> [Exercise instructions]: Transcribe the listing in full, excluding any pictures.

> [Dataset entries]:
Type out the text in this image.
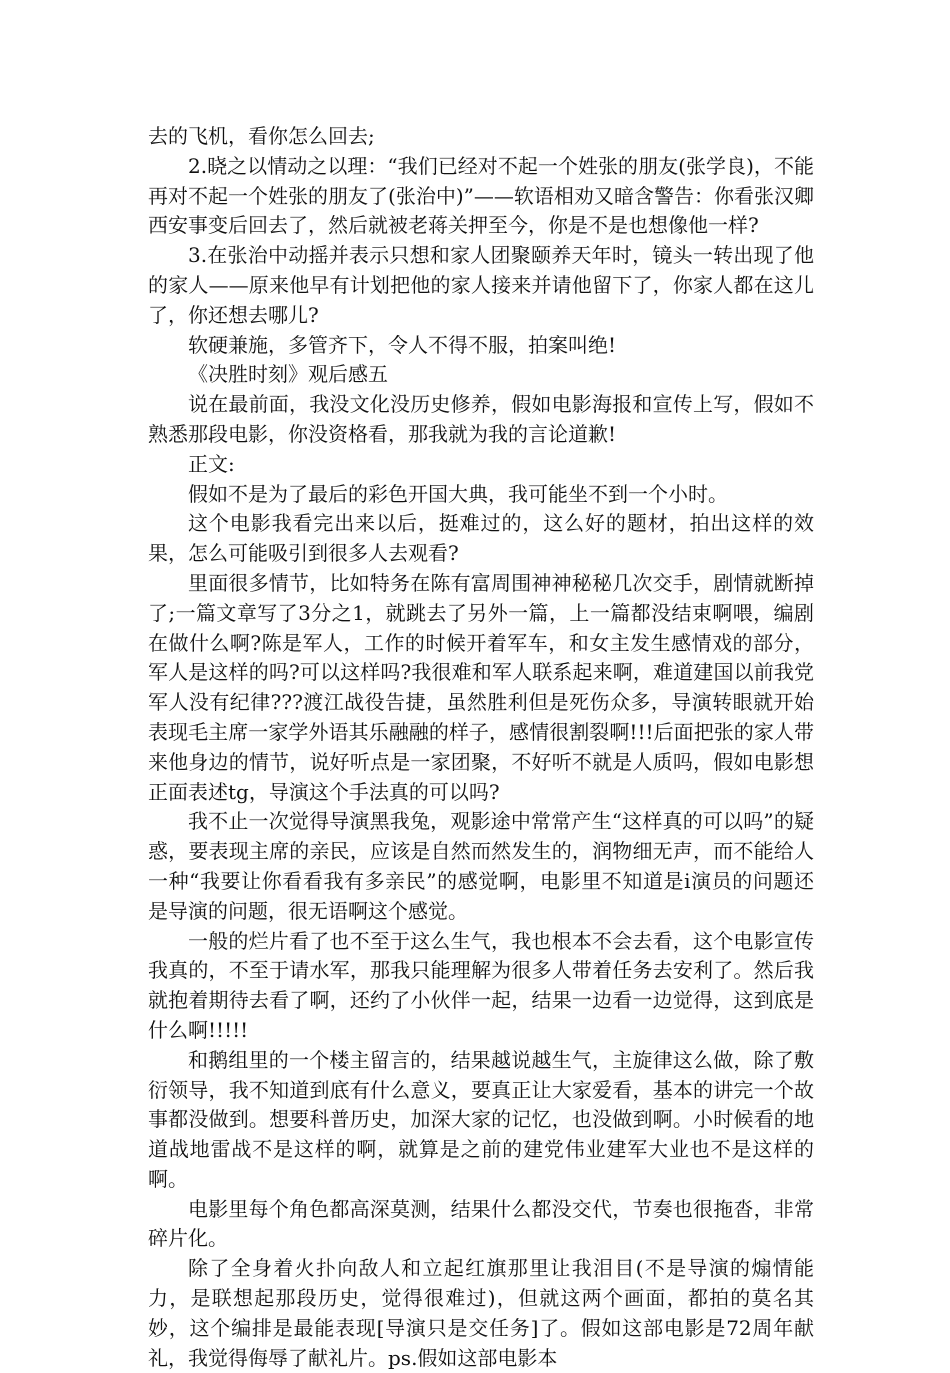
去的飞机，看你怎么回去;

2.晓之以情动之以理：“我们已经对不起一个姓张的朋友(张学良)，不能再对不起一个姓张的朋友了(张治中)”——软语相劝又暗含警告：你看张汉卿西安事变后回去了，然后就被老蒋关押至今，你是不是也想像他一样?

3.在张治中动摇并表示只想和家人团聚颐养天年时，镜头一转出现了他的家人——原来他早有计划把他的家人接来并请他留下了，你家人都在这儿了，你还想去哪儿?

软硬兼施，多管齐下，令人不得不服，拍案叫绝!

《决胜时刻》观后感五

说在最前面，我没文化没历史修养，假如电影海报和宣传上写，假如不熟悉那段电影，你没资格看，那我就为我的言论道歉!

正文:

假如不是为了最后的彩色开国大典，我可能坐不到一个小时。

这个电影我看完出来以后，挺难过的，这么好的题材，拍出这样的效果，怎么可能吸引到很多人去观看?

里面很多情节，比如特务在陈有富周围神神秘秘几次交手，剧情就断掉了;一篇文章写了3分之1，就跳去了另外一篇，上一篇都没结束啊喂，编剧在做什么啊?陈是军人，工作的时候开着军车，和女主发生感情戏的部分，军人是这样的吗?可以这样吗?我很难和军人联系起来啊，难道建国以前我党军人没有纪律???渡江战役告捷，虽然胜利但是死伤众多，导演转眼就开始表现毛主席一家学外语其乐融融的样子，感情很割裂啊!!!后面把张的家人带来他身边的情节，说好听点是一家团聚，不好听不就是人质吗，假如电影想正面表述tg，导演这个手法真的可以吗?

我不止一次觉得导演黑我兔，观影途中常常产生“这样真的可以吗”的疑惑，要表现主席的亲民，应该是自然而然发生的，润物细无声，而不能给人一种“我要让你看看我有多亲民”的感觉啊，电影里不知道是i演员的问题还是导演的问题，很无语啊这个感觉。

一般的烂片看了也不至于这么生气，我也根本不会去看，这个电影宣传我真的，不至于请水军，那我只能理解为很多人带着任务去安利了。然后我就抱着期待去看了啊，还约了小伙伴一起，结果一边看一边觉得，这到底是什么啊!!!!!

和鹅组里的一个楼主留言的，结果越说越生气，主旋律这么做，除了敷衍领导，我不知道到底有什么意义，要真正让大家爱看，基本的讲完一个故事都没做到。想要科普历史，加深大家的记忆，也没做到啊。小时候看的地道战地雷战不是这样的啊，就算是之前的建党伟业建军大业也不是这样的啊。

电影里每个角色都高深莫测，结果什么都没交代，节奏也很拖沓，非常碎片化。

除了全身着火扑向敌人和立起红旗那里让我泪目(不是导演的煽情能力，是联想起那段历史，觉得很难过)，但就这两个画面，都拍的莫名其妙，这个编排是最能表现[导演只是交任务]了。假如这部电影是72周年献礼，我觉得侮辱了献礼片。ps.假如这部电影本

> [Correct response]:
Type out the text in this image.
去的飞机，看你怎么回去;

2.晓之以情动之以理：“我们已经对不起一个姓张的朋友(张学良)，不能再对不起一个姓张的朋友了(张治中)”——软语相劝又暗含警告：你看张汉卿西安事变后回去了，然后就被老蒋关押至今，你是不是也想像他一样?

3.在张治中动摇并表示只想和家人团聚颐养天年时，镜头一转出现了他的家人——原来他早有计划把他的家人接来并请他留下了，你家人都在这儿了，你还想去哪儿?

软硬兼施，多管齐下，令人不得不服，拍案叫绝!

《决胜时刻》观后感五

说在最前面，我没文化没历史修养，假如电影海报和宣传上写，假如不熟悉那段电影，你没资格看，那我就为我的言论道歉!

正文:

假如不是为了最后的彩色开国大典，我可能坐不到一个小时。

这个电影我看完出来以后，挺难过的，这么好的题材，拍出这样的效果，怎么可能吸引到很多人去观看?

里面很多情节，比如特务在陈有富周围神神秘秘几次交手，剧情就断掉了;一篇文章写了3分之1，就跳去了另外一篇，上一篇都没结束啊喂，编剧在做什么啊?陈是军人，工作的时候开着军车，和女主发生感情戏的部分，军人是这样的吗?可以这样吗?我很难和军人联系起来啊，难道建国以前我党军人没有纪律???渡江战役告捷，虽然胜利但是死伤众多，导演转眼就开始表现毛主席一家学外语其乐融融的样子，感情很割裂啊!!!后面把张的家人带来他身边的情节，说好听点是一家团聚，不好听不就是人质吗，假如电影想正面表述tg，导演这个手法真的可以吗?

我不止一次觉得导演黑我兔，观影途中常常产生“这样真的可以吗”的疑惑，要表现主席的亲民，应该是自然而然发生的，润物细无声，而不能给人一种“我要让你看看我有多亲民”的感觉啊，电影里不知道是i演员的问题还是导演的问题，很无语啊这个感觉。

一般的烂片看了也不至于这么生气，我也根本不会去看，这个电影宣传我真的，不至于请水军，那我只能理解为很多人带着任务去安利了。然后我就抱着期待去看了啊，还约了小伙伴一起，结果一边看一边觉得，这到底是什么啊!!!!!

和鹅组里的一个楼主留言的，结果越说越生气，主旋律这么做，除了敷衍领导，我不知道到底有什么意义，要真正让大家爱看，基本的讲完一个故事都没做到。想要科普历史，加深大家的记忆，也没做到啊。小时候看的地道战地雷战不是这样的啊，就算是之前的建党伟业建军大业也不是这样的啊。

电影里每个角色都高深莫测，结果什么都没交代，节奏也很拖沓，非常碎片化。

除了全身着火扑向敌人和立起红旗那里让我泪目(不是导演的煽情能力，是联想起那段历史，觉得很难过)，但就这两个画面，都拍的莫名其妙，这个编排是最能表现[导演只是交任务]了。假如这部电影是72周年献礼，我觉得侮辱了献礼片。ps.假如这部电影本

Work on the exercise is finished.